Saved entries:
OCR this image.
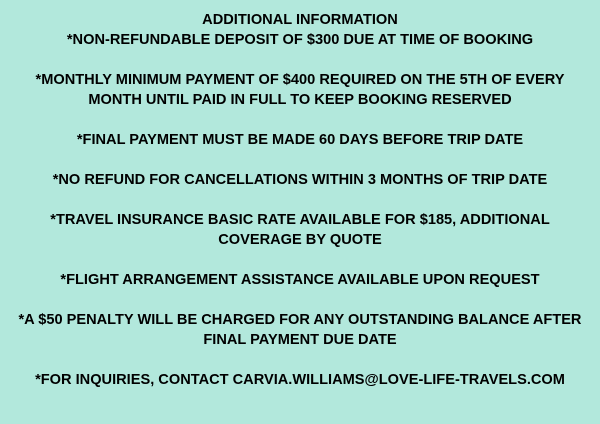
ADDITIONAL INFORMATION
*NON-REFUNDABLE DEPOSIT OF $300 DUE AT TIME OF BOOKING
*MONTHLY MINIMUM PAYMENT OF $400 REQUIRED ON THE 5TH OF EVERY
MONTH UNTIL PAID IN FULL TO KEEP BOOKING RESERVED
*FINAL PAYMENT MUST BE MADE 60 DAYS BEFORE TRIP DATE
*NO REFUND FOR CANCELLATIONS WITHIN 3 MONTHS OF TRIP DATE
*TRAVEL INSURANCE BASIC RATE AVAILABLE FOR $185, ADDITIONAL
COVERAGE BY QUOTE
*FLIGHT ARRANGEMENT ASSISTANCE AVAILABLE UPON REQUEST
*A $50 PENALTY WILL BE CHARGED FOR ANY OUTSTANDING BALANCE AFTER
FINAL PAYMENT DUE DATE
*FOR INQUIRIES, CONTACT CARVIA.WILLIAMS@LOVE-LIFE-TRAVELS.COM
--
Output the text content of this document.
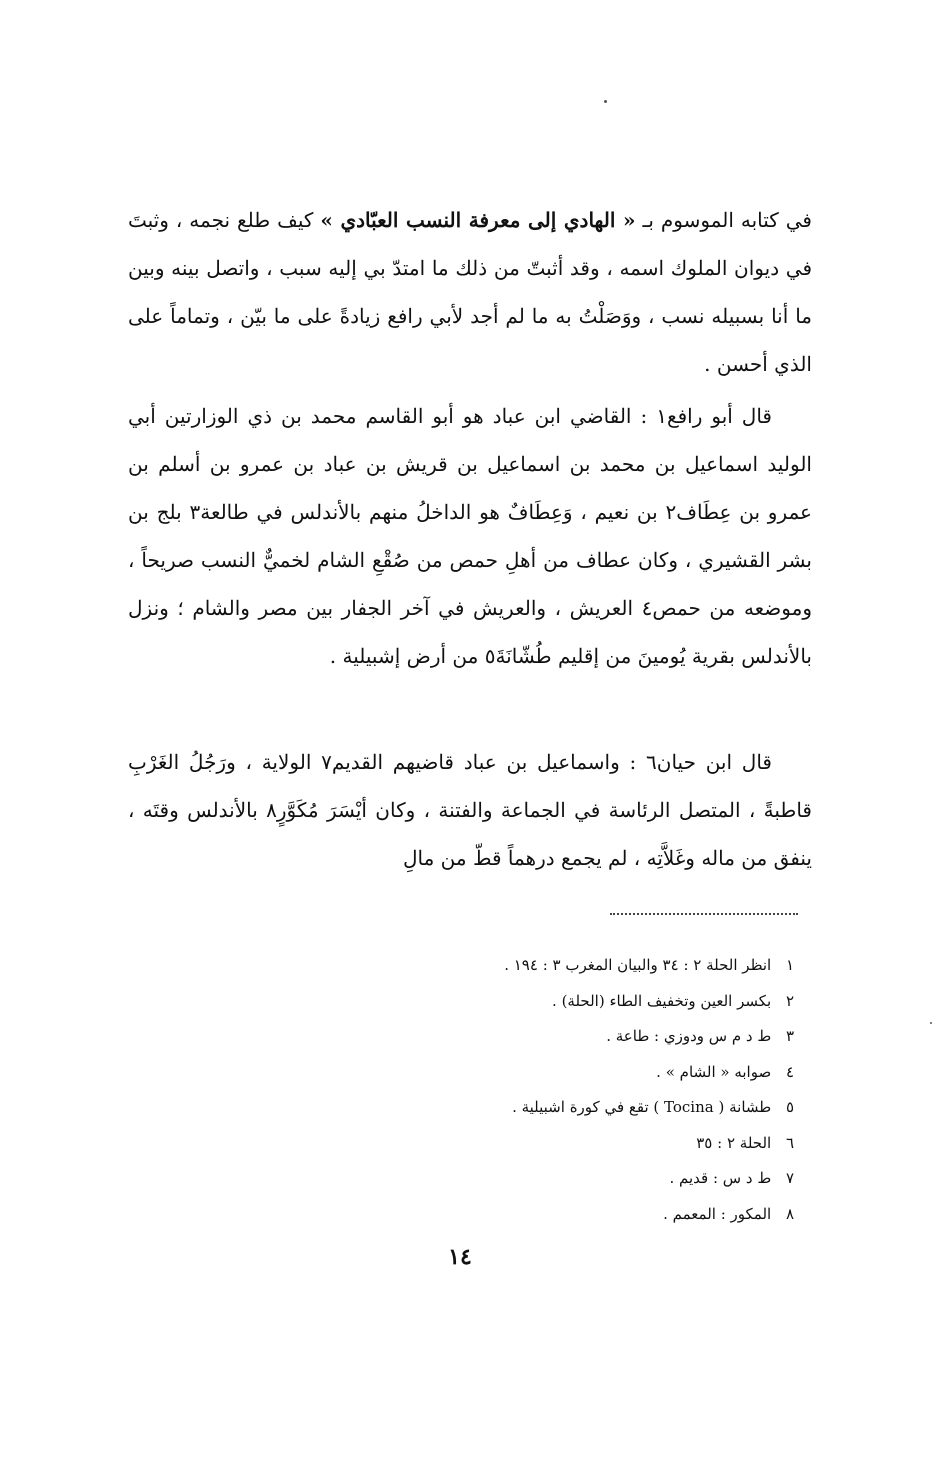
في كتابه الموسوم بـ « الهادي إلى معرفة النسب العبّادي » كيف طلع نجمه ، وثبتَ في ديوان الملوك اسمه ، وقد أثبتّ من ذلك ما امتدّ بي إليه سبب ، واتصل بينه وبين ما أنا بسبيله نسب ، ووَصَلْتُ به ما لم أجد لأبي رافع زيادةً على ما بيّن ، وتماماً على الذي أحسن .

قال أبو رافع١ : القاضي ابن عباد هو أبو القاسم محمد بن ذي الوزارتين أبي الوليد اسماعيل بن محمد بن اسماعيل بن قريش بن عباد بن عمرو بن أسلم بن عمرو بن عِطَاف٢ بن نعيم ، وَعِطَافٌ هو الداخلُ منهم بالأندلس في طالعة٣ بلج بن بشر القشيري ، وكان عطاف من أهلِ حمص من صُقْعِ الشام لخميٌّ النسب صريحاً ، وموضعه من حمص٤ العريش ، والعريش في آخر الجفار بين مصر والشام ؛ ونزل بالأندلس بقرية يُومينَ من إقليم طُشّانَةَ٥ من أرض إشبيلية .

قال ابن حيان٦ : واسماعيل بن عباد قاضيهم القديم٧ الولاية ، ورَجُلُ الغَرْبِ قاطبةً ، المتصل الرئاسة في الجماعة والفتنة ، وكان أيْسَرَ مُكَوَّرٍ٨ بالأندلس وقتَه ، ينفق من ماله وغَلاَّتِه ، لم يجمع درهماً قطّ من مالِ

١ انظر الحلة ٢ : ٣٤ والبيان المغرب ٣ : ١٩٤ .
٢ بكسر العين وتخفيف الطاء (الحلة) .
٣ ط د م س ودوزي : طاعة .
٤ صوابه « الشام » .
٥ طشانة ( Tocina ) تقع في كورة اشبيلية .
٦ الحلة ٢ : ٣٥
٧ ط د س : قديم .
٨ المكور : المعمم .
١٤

- Problem to work on:
Look through the data and gather every line with the string "PAYMENT" in it.

- Output of the task:
*MONTHLY MINIMUM PAYMENT OF $400 REQUIRED ON THE 5TH OF EVERY
*FINAL PAYMENT MUST BE MADE 60 DAYS BEFORE TRIP DATE
FINAL PAYMENT DUE DATE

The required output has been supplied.